» EXERCISE GOAL
In your copy, include every line of the listing below exactly but none of the pictures.

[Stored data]
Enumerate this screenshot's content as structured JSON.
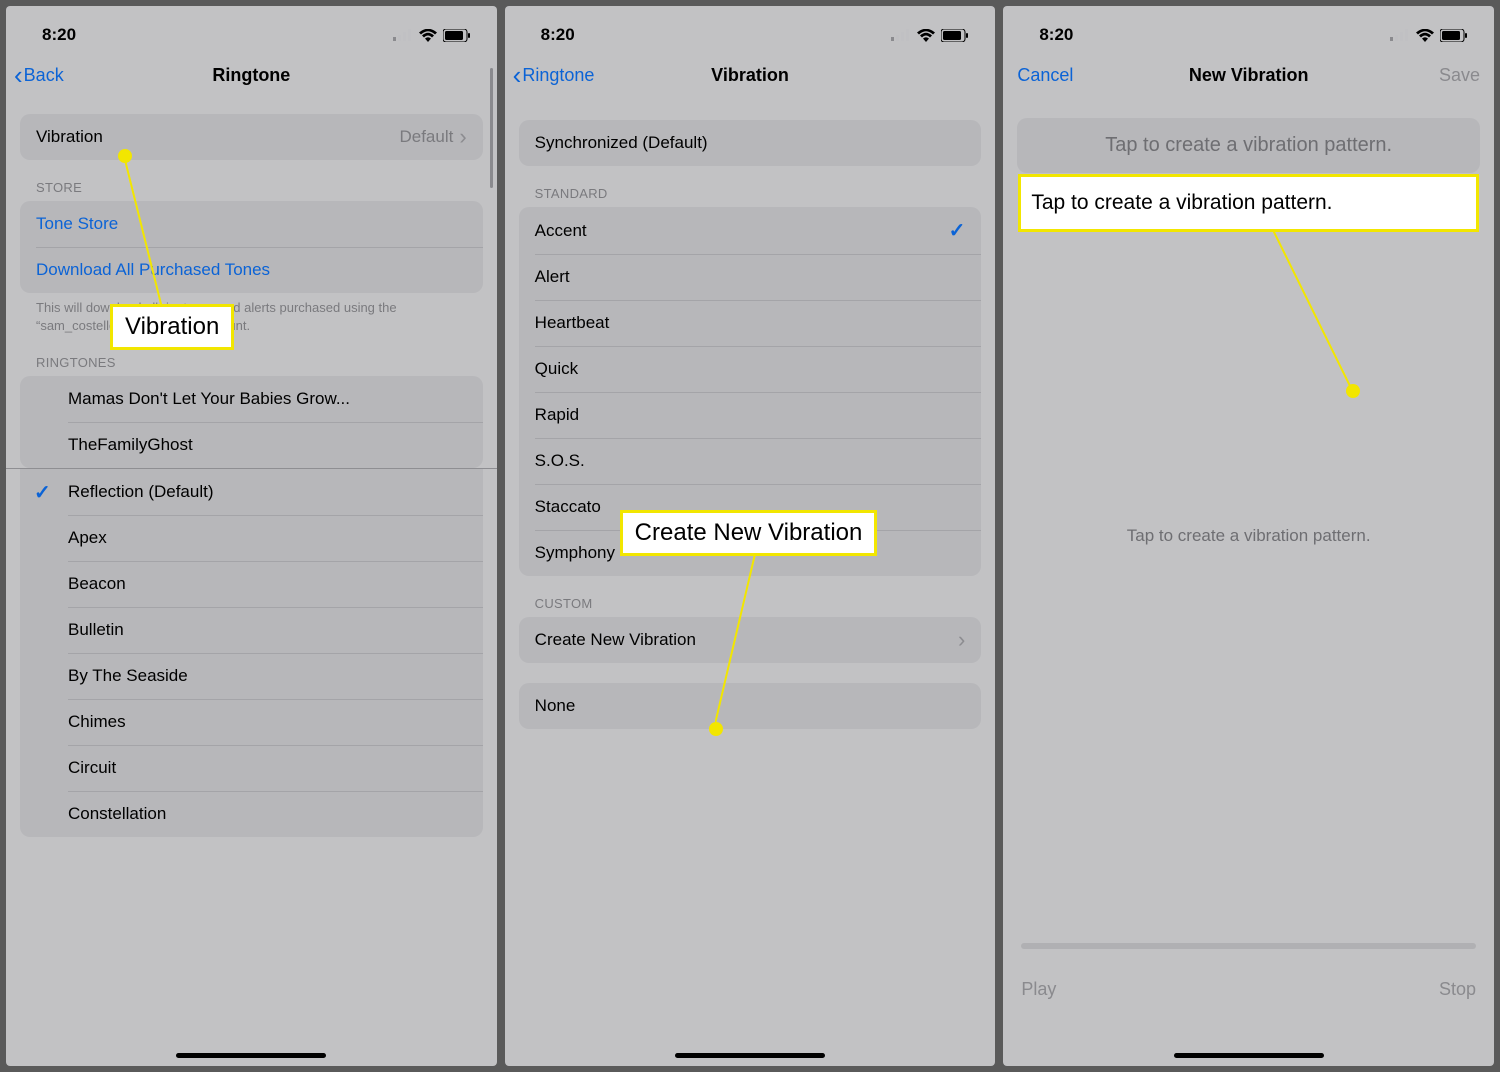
{
  "status": {
    "time": "8:20"
  },
  "screen1": {
    "back": "Back",
    "title": "Ringtone",
    "vibration": {
      "label": "Vibration",
      "value": "Default"
    },
    "storeHeader": "STORE",
    "toneStore": "Tone Store",
    "download": "Download All Purchased Tones",
    "downloadNote": "This will download all ringtones and alerts purchased using the “sam_costello@yahoo.com” account.",
    "ringtonesHeader": "RINGTONES",
    "custom": [
      "Mamas Don't Let Your Babies Grow...",
      "TheFamilyGhost"
    ],
    "defaultTone": "Reflection (Default)",
    "tones": [
      "Apex",
      "Beacon",
      "Bulletin",
      "By The Seaside",
      "Chimes",
      "Circuit",
      "Constellation"
    ],
    "callout": "Vibration"
  },
  "screen2": {
    "back": "Ringtone",
    "title": "Vibration",
    "syncDefault": "Synchronized (Default)",
    "standardHeader": "STANDARD",
    "standard": [
      "Accent",
      "Alert",
      "Heartbeat",
      "Quick",
      "Rapid",
      "S.O.S.",
      "Staccato",
      "Symphony"
    ],
    "selected": "Accent",
    "customHeader": "CUSTOM",
    "createNew": "Create New Vibration",
    "none": "None",
    "callout": "Create New Vibration"
  },
  "screen3": {
    "cancel": "Cancel",
    "title": "New Vibration",
    "save": "Save",
    "tapPrompt": "Tap to create a vibration pattern.",
    "centerPrompt": "Tap to create a vibration pattern.",
    "play": "Play",
    "stop": "Stop",
    "callout": "Tap to create a vibration pattern."
  }
}
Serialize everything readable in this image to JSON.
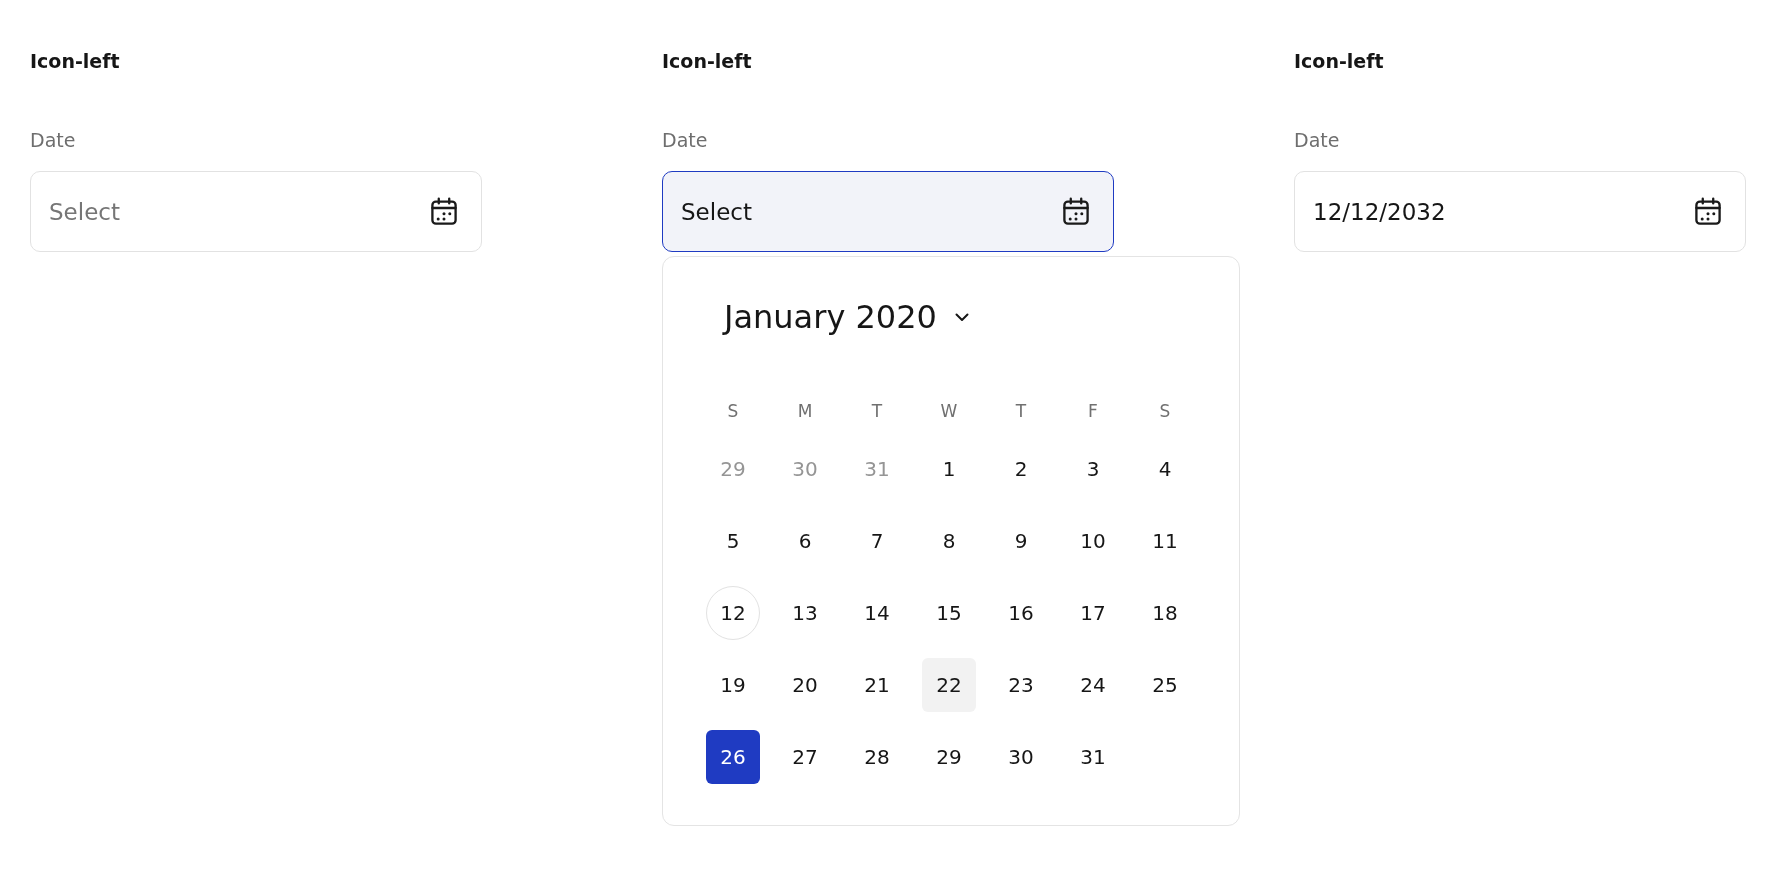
{
  "examples": [
    {
      "heading": "Icon-left",
      "label": "Date",
      "placeholder": "Select",
      "focused": false
    },
    {
      "heading": "Icon-left",
      "label": "Date",
      "placeholder": "Select",
      "focused": true,
      "calendar": {
        "month": "January 2020",
        "weekdays": [
          "S",
          "M",
          "T",
          "W",
          "T",
          "F",
          "S"
        ],
        "days": [
          {
            "label": "29",
            "other_month": true,
            "today": false,
            "hovered": false,
            "selected": false
          },
          {
            "label": "30",
            "other_month": true,
            "today": false,
            "hovered": false,
            "selected": false
          },
          {
            "label": "31",
            "other_month": true,
            "today": false,
            "hovered": false,
            "selected": false
          },
          {
            "label": "1",
            "other_month": false,
            "today": false,
            "hovered": false,
            "selected": false
          },
          {
            "label": "2",
            "other_month": false,
            "today": false,
            "hovered": false,
            "selected": false
          },
          {
            "label": "3",
            "other_month": false,
            "today": false,
            "hovered": false,
            "selected": false
          },
          {
            "label": "4",
            "other_month": false,
            "today": false,
            "hovered": false,
            "selected": false
          },
          {
            "label": "5",
            "other_month": false,
            "today": false,
            "hovered": false,
            "selected": false
          },
          {
            "label": "6",
            "other_month": false,
            "today": false,
            "hovered": false,
            "selected": false
          },
          {
            "label": "7",
            "other_month": false,
            "today": false,
            "hovered": false,
            "selected": false
          },
          {
            "label": "8",
            "other_month": false,
            "today": false,
            "hovered": false,
            "selected": false
          },
          {
            "label": "9",
            "other_month": false,
            "today": false,
            "hovered": false,
            "selected": false
          },
          {
            "label": "10",
            "other_month": false,
            "today": false,
            "hovered": false,
            "selected": false
          },
          {
            "label": "11",
            "other_month": false,
            "today": false,
            "hovered": false,
            "selected": false
          },
          {
            "label": "12",
            "other_month": false,
            "today": true,
            "hovered": false,
            "selected": false
          },
          {
            "label": "13",
            "other_month": false,
            "today": false,
            "hovered": false,
            "selected": false
          },
          {
            "label": "14",
            "other_month": false,
            "today": false,
            "hovered": false,
            "selected": false
          },
          {
            "label": "15",
            "other_month": false,
            "today": false,
            "hovered": false,
            "selected": false
          },
          {
            "label": "16",
            "other_month": false,
            "today": false,
            "hovered": false,
            "selected": false
          },
          {
            "label": "17",
            "other_month": false,
            "today": false,
            "hovered": false,
            "selected": false
          },
          {
            "label": "18",
            "other_month": false,
            "today": false,
            "hovered": false,
            "selected": false
          },
          {
            "label": "19",
            "other_month": false,
            "today": false,
            "hovered": false,
            "selected": false
          },
          {
            "label": "20",
            "other_month": false,
            "today": false,
            "hovered": false,
            "selected": false
          },
          {
            "label": "21",
            "other_month": false,
            "today": false,
            "hovered": false,
            "selected": false
          },
          {
            "label": "22",
            "other_month": false,
            "today": false,
            "hovered": true,
            "selected": false
          },
          {
            "label": "23",
            "other_month": false,
            "today": false,
            "hovered": false,
            "selected": false
          },
          {
            "label": "24",
            "other_month": false,
            "today": false,
            "hovered": false,
            "selected": false
          },
          {
            "label": "25",
            "other_month": false,
            "today": false,
            "hovered": false,
            "selected": false
          },
          {
            "label": "26",
            "other_month": false,
            "today": false,
            "hovered": false,
            "selected": true
          },
          {
            "label": "27",
            "other_month": false,
            "today": false,
            "hovered": false,
            "selected": false
          },
          {
            "label": "28",
            "other_month": false,
            "today": false,
            "hovered": false,
            "selected": false
          },
          {
            "label": "29",
            "other_month": false,
            "today": false,
            "hovered": false,
            "selected": false
          },
          {
            "label": "30",
            "other_month": false,
            "today": false,
            "hovered": false,
            "selected": false
          },
          {
            "label": "31",
            "other_month": false,
            "today": false,
            "hovered": false,
            "selected": false
          }
        ]
      }
    },
    {
      "heading": "Icon-left",
      "label": "Date",
      "value": "12/12/2032",
      "focused": false
    }
  ]
}
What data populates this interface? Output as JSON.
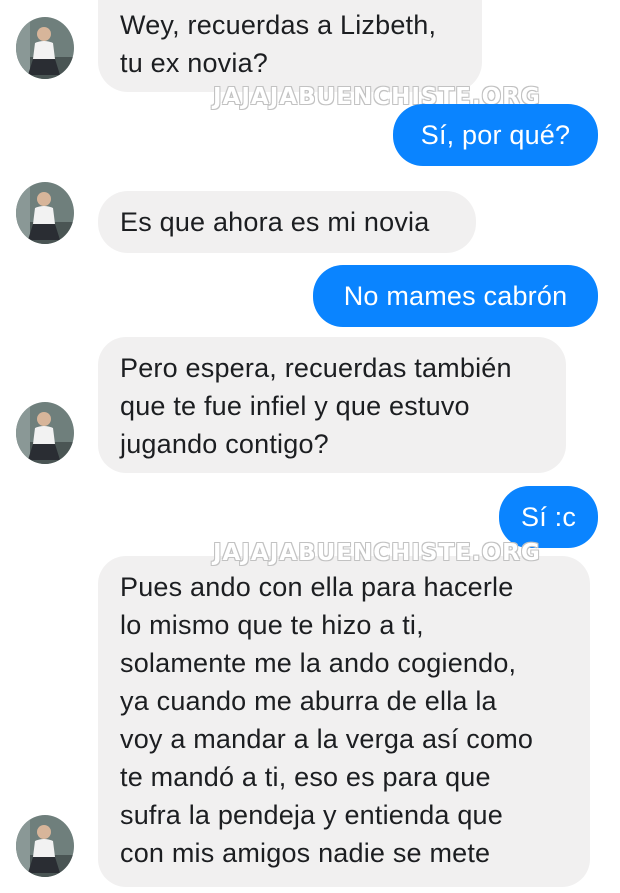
{
  "watermark": "JAJAJABUENCHISTE.ORG",
  "contact": {
    "avatar_icon": "contact-avatar-icon"
  },
  "colors": {
    "incoming_bubble": "#f1f0f0",
    "outgoing_bubble": "#0a84ff",
    "incoming_text": "#1c1e21",
    "outgoing_text": "#ffffff"
  },
  "messages": [
    {
      "from": "contact",
      "lines": [
        "Wey, recuerdas a Lizbeth,",
        "tu ex novia?"
      ]
    },
    {
      "from": "me",
      "lines": [
        "Sí, por qué?"
      ]
    },
    {
      "from": "contact",
      "lines": [
        "Es que ahora es mi novia"
      ]
    },
    {
      "from": "me",
      "lines": [
        "No mames cabrón"
      ]
    },
    {
      "from": "contact",
      "lines": [
        "Pero espera, recuerdas también",
        "que te fue infiel y que estuvo",
        "jugando contigo?"
      ]
    },
    {
      "from": "me",
      "lines": [
        "Sí :c"
      ]
    },
    {
      "from": "contact",
      "lines": [
        "Pues ando con ella para hacerle",
        "lo mismo que te hizo a ti,",
        "solamente me la ando cogiendo,",
        "ya cuando me aburra de ella la",
        "voy a mandar a la verga así como",
        "te mandó a ti, eso es para que",
        "sufra la pendeja y entienda que",
        "con mis amigos nadie se mete"
      ]
    }
  ]
}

» WRITTEN ANSWER
Enumerate this screenshot's content as structured JSON.
{
  "status": {
    "time": "8:20"
  },
  "screen1": {
    "back": "Back",
    "title": "Ringtone",
    "vibration": {
      "label": "Vibration",
      "value": "Default"
    },
    "storeHeader": "STORE",
    "toneStore": "Tone Store",
    "download": "Download All Purchased Tones",
    "downloadNote": "This will download all ringtones and alerts purchased using the “sam_costello@yahoo.com” account.",
    "ringtonesHeader": "RINGTONES",
    "custom": [
      "Mamas Don't Let Your Babies Grow...",
      "TheFamilyGhost"
    ],
    "defaultTone": "Reflection (Default)",
    "tones": [
      "Apex",
      "Beacon",
      "Bulletin",
      "By The Seaside",
      "Chimes",
      "Circuit",
      "Constellation"
    ],
    "callout": "Vibration"
  },
  "screen2": {
    "back": "Ringtone",
    "title": "Vibration",
    "syncDefault": "Synchronized (Default)",
    "standardHeader": "STANDARD",
    "standard": [
      "Accent",
      "Alert",
      "Heartbeat",
      "Quick",
      "Rapid",
      "S.O.S.",
      "Staccato",
      "Symphony"
    ],
    "selected": "Accent",
    "customHeader": "CUSTOM",
    "createNew": "Create New Vibration",
    "none": "None",
    "callout": "Create New Vibration"
  },
  "screen3": {
    "cancel": "Cancel",
    "title": "New Vibration",
    "save": "Save",
    "tapPrompt": "Tap to create a vibration pattern.",
    "centerPrompt": "Tap to create a vibration pattern.",
    "play": "Play",
    "stop": "Stop",
    "callout": "Tap to create a vibration pattern."
  }
}
Serialize everything readable in this image to JSON.
{
  "examples": [
    {
      "heading": "Icon-left",
      "label": "Date",
      "placeholder": "Select",
      "focused": false
    },
    {
      "heading": "Icon-left",
      "label": "Date",
      "placeholder": "Select",
      "focused": true,
      "calendar": {
        "month": "January 2020",
        "weekdays": [
          "S",
          "M",
          "T",
          "W",
          "T",
          "F",
          "S"
        ],
        "days": [
          {
            "label": "29",
            "other_month": true,
            "today": false,
            "hovered": false,
            "selected": false
          },
          {
            "label": "30",
            "other_month": true,
            "today": false,
            "hovered": false,
            "selected": false
          },
          {
            "label": "31",
            "other_month": true,
            "today": false,
            "hovered": false,
            "selected": false
          },
          {
            "label": "1",
            "other_month": false,
            "today": false,
            "hovered": false,
            "selected": false
          },
          {
            "label": "2",
            "other_month": false,
            "today": false,
            "hovered": false,
            "selected": false
          },
          {
            "label": "3",
            "other_month": false,
            "today": false,
            "hovered": false,
            "selected": false
          },
          {
            "label": "4",
            "other_month": false,
            "today": false,
            "hovered": false,
            "selected": false
          },
          {
            "label": "5",
            "other_month": false,
            "today": false,
            "hovered": false,
            "selected": false
          },
          {
            "label": "6",
            "other_month": false,
            "today": false,
            "hovered": false,
            "selected": false
          },
          {
            "label": "7",
            "other_month": false,
            "today": false,
            "hovered": false,
            "selected": false
          },
          {
            "label": "8",
            "other_month": false,
            "today": false,
            "hovered": false,
            "selected": false
          },
          {
            "label": "9",
            "other_month": false,
            "today": false,
            "hovered": false,
            "selected": false
          },
          {
            "label": "10",
            "other_month": false,
            "today": false,
            "hovered": false,
            "selected": false
          },
          {
            "label": "11",
            "other_month": false,
            "today": false,
            "hovered": false,
            "selected": false
          },
          {
            "label": "12",
            "other_month": false,
            "today": true,
            "hovered": false,
            "selected": false
          },
          {
            "label": "13",
            "other_month": false,
            "today": false,
            "hovered": false,
            "selected": false
          },
          {
            "label": "14",
            "other_month": false,
            "today": false,
            "hovered": false,
            "selected": false
          },
          {
            "label": "15",
            "other_month": false,
            "today": false,
            "hovered": false,
            "selected": false
          },
          {
            "label": "16",
            "other_month": false,
            "today": false,
            "hovered": false,
            "selected": false
          },
          {
            "label": "17",
            "other_month": false,
            "today": false,
            "hovered": false,
            "selected": false
          },
          {
            "label": "18",
            "other_month": false,
            "today": false,
            "hovered": false,
            "selected": false
          },
          {
            "label": "19",
            "other_month": false,
            "today": false,
            "hovered": false,
            "selected": false
          },
          {
            "label": "20",
            "other_month": false,
            "today": false,
            "hovered": false,
            "selected": false
          },
          {
            "label": "21",
            "other_month": false,
            "today": false,
            "hovered": false,
            "selected": false
          },
          {
            "label": "22",
            "other_month": false,
            "today": false,
            "hovered": true,
            "selected": false
          },
          {
            "label": "23",
            "other_month": false,
            "today": false,
            "hovered": false,
            "selected": false
          },
          {
            "label": "24",
            "other_month": false,
            "today": false,
            "hovered": false,
            "selected": false
          },
          {
            "label": "25",
            "other_month": false,
            "today": false,
            "hovered": false,
            "selected": false
          },
          {
            "label": "26",
            "other_month": false,
            "today": false,
            "hovered": false,
            "selected": true
          },
          {
            "label": "27",
            "other_month": false,
            "today": false,
            "hovered": false,
            "selected": false
          },
          {
            "label": "28",
            "other_month": false,
            "today": false,
            "hovered": false,
            "selected": false
          },
          {
            "label": "29",
            "other_month": false,
            "today": false,
            "hovered": false,
            "selected": false
          },
          {
            "label": "30",
            "other_month": false,
            "today": false,
            "hovered": false,
            "selected": false
          },
          {
            "label": "31",
            "other_month": false,
            "today": false,
            "hovered": false,
            "selected": false
          }
        ]
      }
    },
    {
      "heading": "Icon-left",
      "label": "Date",
      "value": "12/12/2032",
      "focused": false
    }
  ]
}
What data populates this interface? Output as JSON.
{
  "watermark": "JAJAJABUENCHISTE.ORG",
  "contact": {
    "avatar_icon": "contact-avatar-icon"
  },
  "colors": {
    "incoming_bubble": "#f1f0f0",
    "outgoing_bubble": "#0a84ff",
    "incoming_text": "#1c1e21",
    "outgoing_text": "#ffffff"
  },
  "messages": [
    {
      "from": "contact",
      "lines": [
        "Wey, recuerdas a Lizbeth,",
        "tu ex novia?"
      ]
    },
    {
      "from": "me",
      "lines": [
        "Sí, por qué?"
      ]
    },
    {
      "from": "contact",
      "lines": [
        "Es que ahora es mi novia"
      ]
    },
    {
      "from": "me",
      "lines": [
        "No mames cabrón"
      ]
    },
    {
      "from": "contact",
      "lines": [
        "Pero espera, recuerdas también",
        "que te fue infiel y que estuvo",
        "jugando contigo?"
      ]
    },
    {
      "from": "me",
      "lines": [
        "Sí :c"
      ]
    },
    {
      "from": "contact",
      "lines": [
        "Pues ando con ella para hacerle",
        "lo mismo que te hizo a ti,",
        "solamente me la ando cogiendo,",
        "ya cuando me aburra de ella la",
        "voy a mandar a la verga así como",
        "te mandó a ti, eso es para que",
        "sufra la pendeja y entienda que",
        "con mis amigos nadie se mete"
      ]
    }
  ]
}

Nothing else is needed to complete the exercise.